Available data:
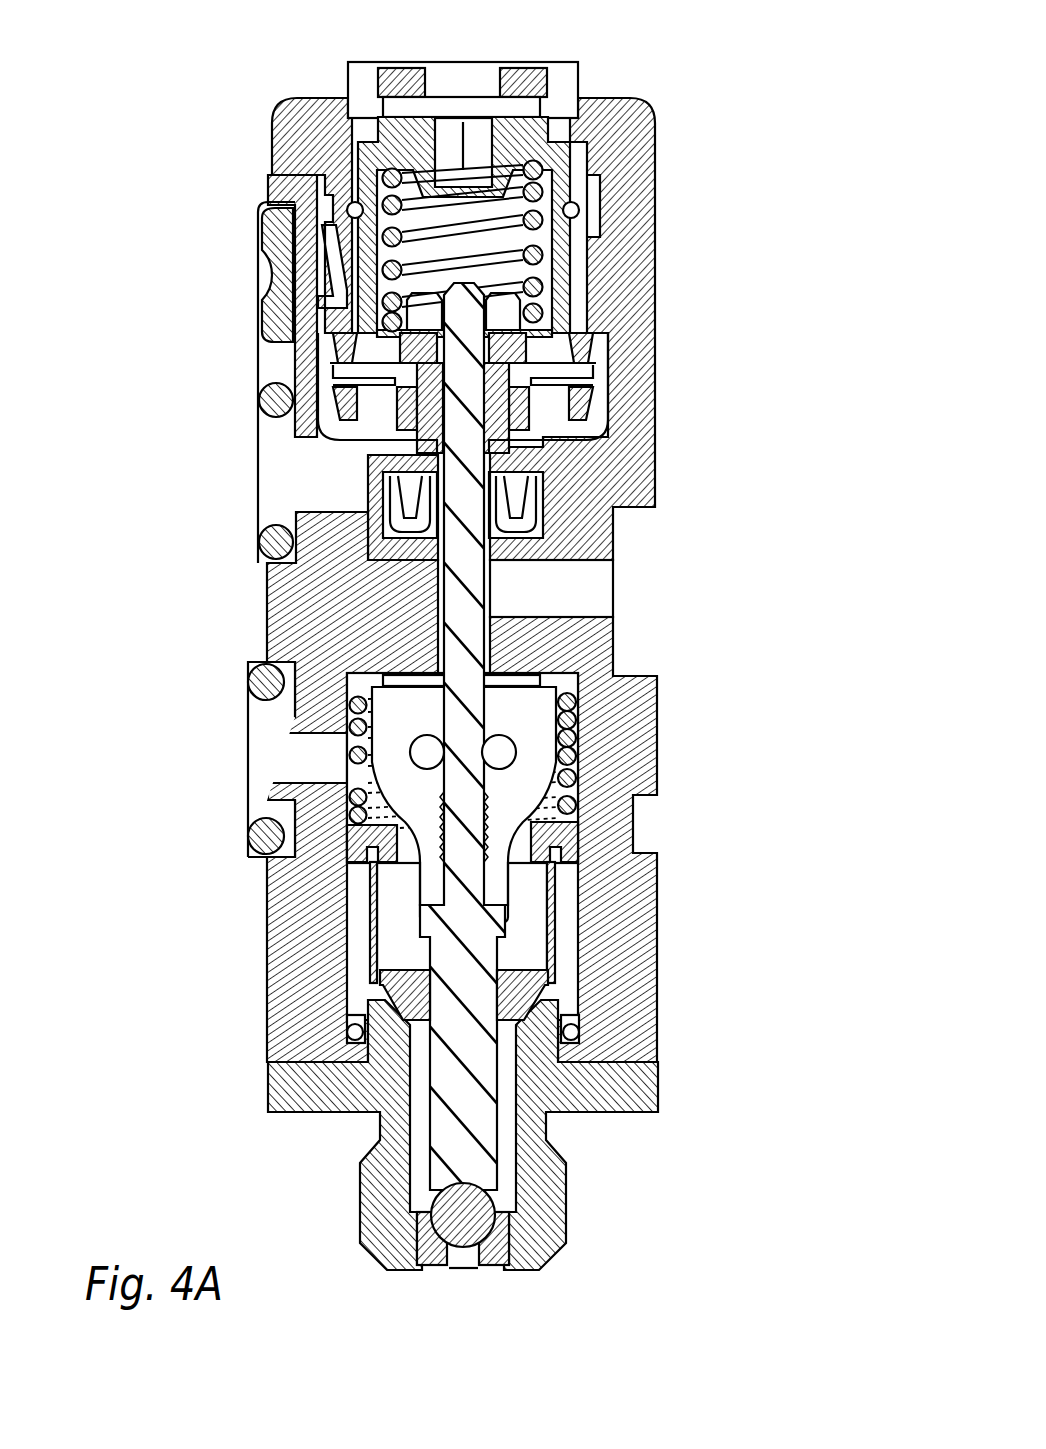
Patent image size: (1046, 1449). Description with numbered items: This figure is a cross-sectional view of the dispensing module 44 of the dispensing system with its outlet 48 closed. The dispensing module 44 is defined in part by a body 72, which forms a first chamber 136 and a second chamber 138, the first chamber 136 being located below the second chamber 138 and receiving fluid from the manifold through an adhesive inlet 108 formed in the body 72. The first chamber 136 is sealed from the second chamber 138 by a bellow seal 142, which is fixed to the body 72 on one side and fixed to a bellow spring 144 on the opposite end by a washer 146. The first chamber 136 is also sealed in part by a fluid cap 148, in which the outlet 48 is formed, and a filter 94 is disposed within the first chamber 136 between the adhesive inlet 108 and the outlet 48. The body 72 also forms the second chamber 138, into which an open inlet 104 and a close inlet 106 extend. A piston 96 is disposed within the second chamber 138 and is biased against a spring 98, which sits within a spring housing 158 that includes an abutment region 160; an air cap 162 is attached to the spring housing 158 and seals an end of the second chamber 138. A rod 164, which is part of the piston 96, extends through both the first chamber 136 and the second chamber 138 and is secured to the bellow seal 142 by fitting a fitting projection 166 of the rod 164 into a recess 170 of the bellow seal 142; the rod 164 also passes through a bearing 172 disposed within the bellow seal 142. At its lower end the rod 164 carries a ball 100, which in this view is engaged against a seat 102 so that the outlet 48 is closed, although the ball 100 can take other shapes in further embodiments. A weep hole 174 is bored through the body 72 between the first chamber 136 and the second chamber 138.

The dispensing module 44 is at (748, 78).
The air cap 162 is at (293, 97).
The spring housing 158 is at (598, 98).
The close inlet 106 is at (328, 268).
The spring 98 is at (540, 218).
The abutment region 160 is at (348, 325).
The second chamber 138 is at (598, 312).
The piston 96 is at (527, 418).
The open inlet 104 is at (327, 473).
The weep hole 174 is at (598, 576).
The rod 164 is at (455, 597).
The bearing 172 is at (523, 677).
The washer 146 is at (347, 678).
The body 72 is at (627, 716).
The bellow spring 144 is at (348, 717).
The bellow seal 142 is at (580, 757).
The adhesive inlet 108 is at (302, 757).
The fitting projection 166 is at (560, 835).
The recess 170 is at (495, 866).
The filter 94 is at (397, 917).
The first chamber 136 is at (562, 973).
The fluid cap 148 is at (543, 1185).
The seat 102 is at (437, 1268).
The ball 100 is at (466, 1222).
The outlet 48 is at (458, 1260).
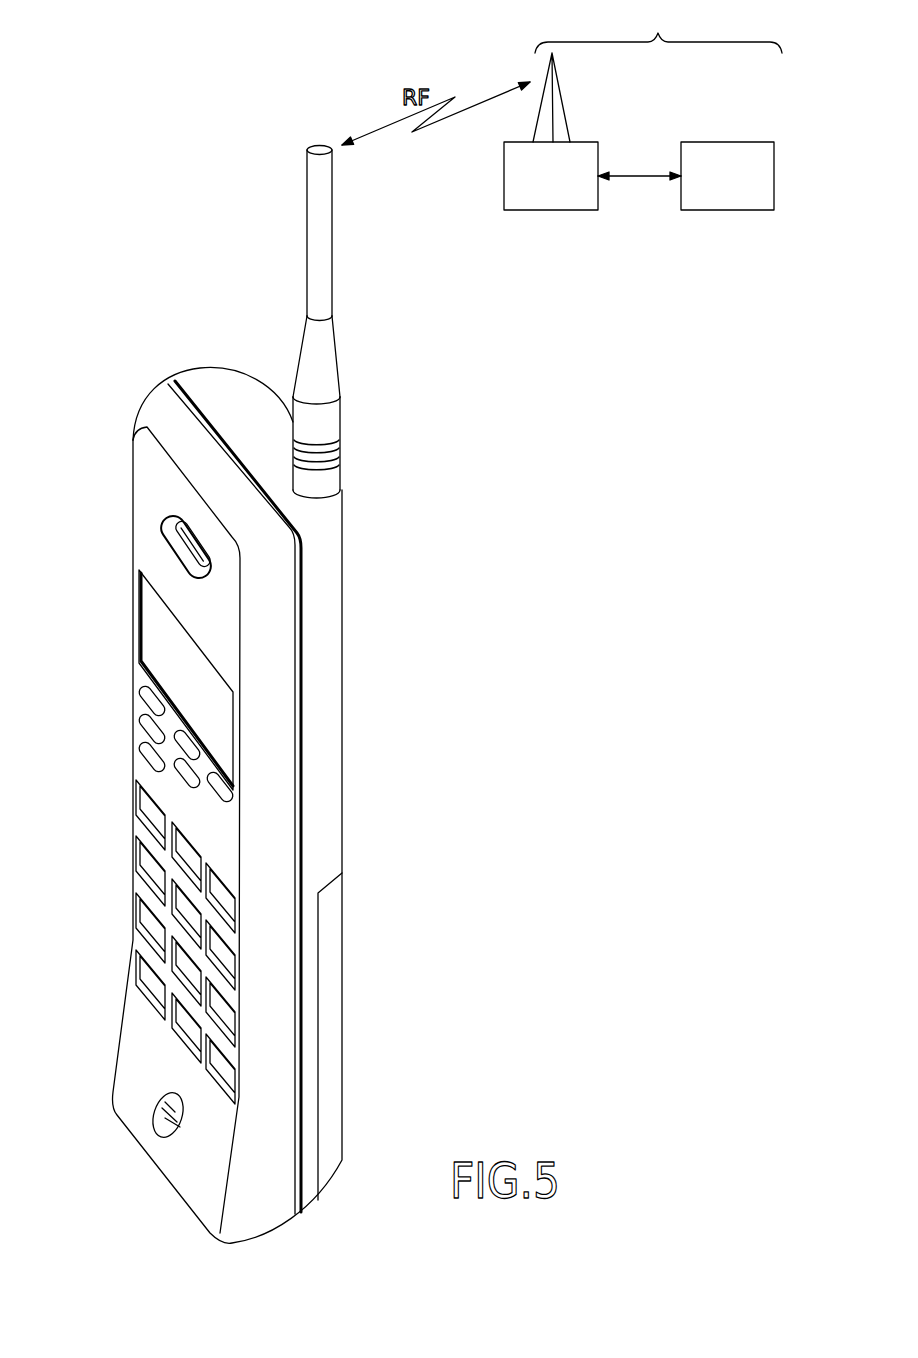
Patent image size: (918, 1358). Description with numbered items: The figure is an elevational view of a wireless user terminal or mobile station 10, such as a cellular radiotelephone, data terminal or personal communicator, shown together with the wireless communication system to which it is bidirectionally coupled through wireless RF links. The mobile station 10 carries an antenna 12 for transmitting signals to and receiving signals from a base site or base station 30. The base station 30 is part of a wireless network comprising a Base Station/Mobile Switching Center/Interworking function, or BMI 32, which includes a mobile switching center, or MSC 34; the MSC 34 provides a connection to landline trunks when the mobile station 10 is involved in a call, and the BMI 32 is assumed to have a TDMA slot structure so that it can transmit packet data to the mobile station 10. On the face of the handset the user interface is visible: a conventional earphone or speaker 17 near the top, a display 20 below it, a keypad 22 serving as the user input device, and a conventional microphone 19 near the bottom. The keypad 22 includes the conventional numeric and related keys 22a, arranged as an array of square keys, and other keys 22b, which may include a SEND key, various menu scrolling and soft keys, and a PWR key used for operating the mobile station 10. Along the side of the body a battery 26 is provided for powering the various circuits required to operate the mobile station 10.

Problem to work on: Rewrite the listing from its first line through the line containing "The open inlet 104 is at (327, 473).", both included, with "cross-sectional view" replaced by "sectional view" and nothing else changed. Leave the pictures out of the answer.

Solution to this problem:
Patent image size: (1046, 1449). Description with numbered items: This figure is a sectional view of the dispensing module 44 of the dispensing system with its outlet 48 closed. The dispensing module 44 is defined in part by a body 72, which forms a first chamber 136 and a second chamber 138, the first chamber 136 being located below the second chamber 138 and receiving fluid from the manifold through an adhesive inlet 108 formed in the body 72. The first chamber 136 is sealed from the second chamber 138 by a bellow seal 142, which is fixed to the body 72 on one side and fixed to a bellow spring 144 on the opposite end by a washer 146. The first chamber 136 is also sealed in part by a fluid cap 148, in which the outlet 48 is formed, and a filter 94 is disposed within the first chamber 136 between the adhesive inlet 108 and the outlet 48. The body 72 also forms the second chamber 138, into which an open inlet 104 and a close inlet 106 extend. A piston 96 is disposed within the second chamber 138 and is biased against a spring 98, which sits within a spring housing 158 that includes an abutment region 160; an air cap 162 is attached to the spring housing 158 and seals an end of the second chamber 138. A rod 164, which is part of the piston 96, extends through both the first chamber 136 and the second chamber 138 and is secured to the bellow seal 142 by fitting a fitting projection 166 of the rod 164 into a recess 170 of the bellow seal 142; the rod 164 also passes through a bearing 172 disposed within the bellow seal 142. At its lower end the rod 164 carries a ball 100, which in this view is engaged against a seat 102 so that the outlet 48 is closed, although the ball 100 can take other shapes in further embodiments. A weep hole 174 is bored through the body 72 between the first chamber 136 and the second chamber 138.

The dispensing module 44 is at (748, 78).
The air cap 162 is at (293, 97).
The spring housing 158 is at (598, 98).
The close inlet 106 is at (328, 268).
The spring 98 is at (540, 218).
The abutment region 160 is at (348, 325).
The second chamber 138 is at (598, 312).
The piston 96 is at (527, 418).
The open inlet 104 is at (327, 473).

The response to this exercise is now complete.